Copy every entry exactly as given, minus the images.

** start of RECORDS SUPPLIED **

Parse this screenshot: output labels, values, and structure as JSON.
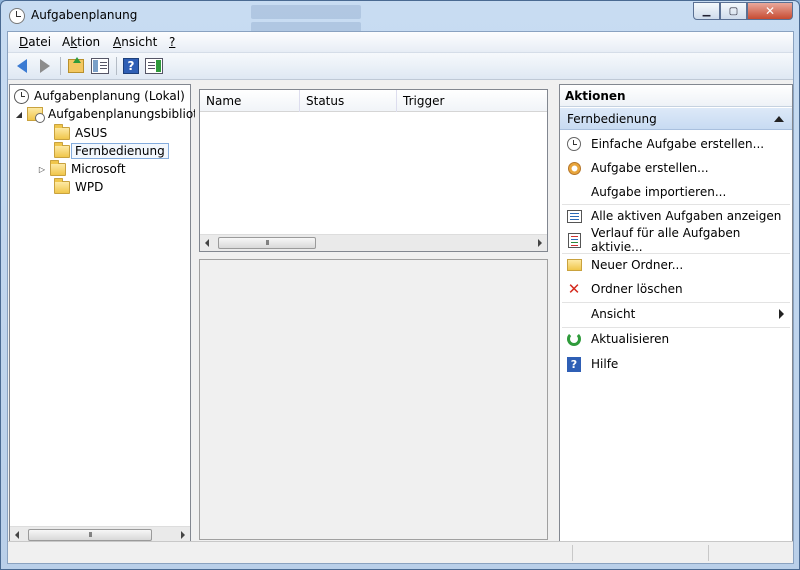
{
  "window": {
    "title": "Aufgabenplanung"
  },
  "menu": [
    {
      "label": "Datei",
      "key": "D",
      "rest": "atei"
    },
    {
      "label": "Aktion",
      "pre": "A",
      "key": "k",
      "rest": "tion"
    },
    {
      "label": "Ansicht",
      "key": "A",
      "rest": "nsicht"
    },
    {
      "label": "?",
      "key": "?",
      "rest": ""
    }
  ],
  "toolbar": {
    "icons": [
      "back-arrow-icon",
      "forward-arrow-icon",
      "up-folder-icon",
      "show-hide-console-tree-icon",
      "help-icon",
      "show-hide-action-pane-icon"
    ]
  },
  "tree": {
    "root": "Aufgabenplanung (Lokal)",
    "library": "Aufgabenplanungsbibliothek",
    "folders": [
      "ASUS",
      "Fernbedienung",
      "Microsoft",
      "WPD"
    ],
    "selected": "Fernbedienung"
  },
  "list": {
    "columns": [
      "Name",
      "Status",
      "Trigger"
    ]
  },
  "actions": {
    "header": "Aktionen",
    "section": "Fernbedienung",
    "items": [
      {
        "label": "Einfache Aufgabe erstellen...",
        "icon": "clock-icon"
      },
      {
        "label": "Aufgabe erstellen...",
        "icon": "task-icon"
      },
      {
        "label": "Aufgabe importieren...",
        "icon": ""
      },
      {
        "label": "Alle aktiven Aufgaben anzeigen",
        "icon": "list-icon"
      },
      {
        "label": "Verlauf für alle Aufgaben aktivie...",
        "icon": "history-icon"
      },
      {
        "label": "Neuer Ordner...",
        "icon": "folder-icon"
      },
      {
        "label": "Ordner löschen",
        "icon": "delete-icon"
      },
      {
        "label": "Ansicht",
        "icon": ""
      },
      {
        "label": "Aktualisieren",
        "icon": "refresh-icon"
      },
      {
        "label": "Hilfe",
        "icon": "help-icon"
      }
    ]
  },
  "scroll": {
    "thumb_glyph": "III"
  },
  "colors": {
    "titlebar": "#c8dcf2",
    "selection_border": "#84acdd",
    "actions_section": "#c8dbf2",
    "close_button": "#c74b32"
  }
}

** end of RECORDS SUPPLIED **

● SOLUTION TO THIS EXERCISE:
Parse this screenshot: output labels, values, and structure as JSON.
{
  "window": {
    "title": "Aufgabenplanung"
  },
  "menu": [
    {
      "label": "Datei",
      "key": "D",
      "rest": "atei"
    },
    {
      "label": "Aktion",
      "pre": "A",
      "key": "k",
      "rest": "tion"
    },
    {
      "label": "Ansicht",
      "key": "A",
      "rest": "nsicht"
    },
    {
      "label": "?",
      "key": "?",
      "rest": ""
    }
  ],
  "toolbar": {
    "icons": [
      "back-arrow-icon",
      "forward-arrow-icon",
      "up-folder-icon",
      "show-hide-console-tree-icon",
      "help-icon",
      "show-hide-action-pane-icon"
    ]
  },
  "tree": {
    "root": "Aufgabenplanung (Lokal)",
    "library": "Aufgabenplanungsbibliothek",
    "folders": [
      "ASUS",
      "Fernbedienung",
      "Microsoft",
      "WPD"
    ],
    "selected": "Fernbedienung"
  },
  "list": {
    "columns": [
      "Name",
      "Status",
      "Trigger"
    ]
  },
  "actions": {
    "header": "Aktionen",
    "section": "Fernbedienung",
    "items": [
      {
        "label": "Einfache Aufgabe erstellen...",
        "icon": "clock-icon"
      },
      {
        "label": "Aufgabe erstellen...",
        "icon": "task-icon"
      },
      {
        "label": "Aufgabe importieren...",
        "icon": ""
      },
      {
        "label": "Alle aktiven Aufgaben anzeigen",
        "icon": "list-icon"
      },
      {
        "label": "Verlauf für alle Aufgaben aktivie...",
        "icon": "history-icon"
      },
      {
        "label": "Neuer Ordner...",
        "icon": "folder-icon"
      },
      {
        "label": "Ordner löschen",
        "icon": "delete-icon"
      },
      {
        "label": "Ansicht",
        "icon": ""
      },
      {
        "label": "Aktualisieren",
        "icon": "refresh-icon"
      },
      {
        "label": "Hilfe",
        "icon": "help-icon"
      }
    ]
  },
  "scroll": {
    "thumb_glyph": "III"
  },
  "colors": {
    "titlebar": "#c8dcf2",
    "selection_border": "#84acdd",
    "actions_section": "#c8dbf2",
    "close_button": "#c74b32"
  }
}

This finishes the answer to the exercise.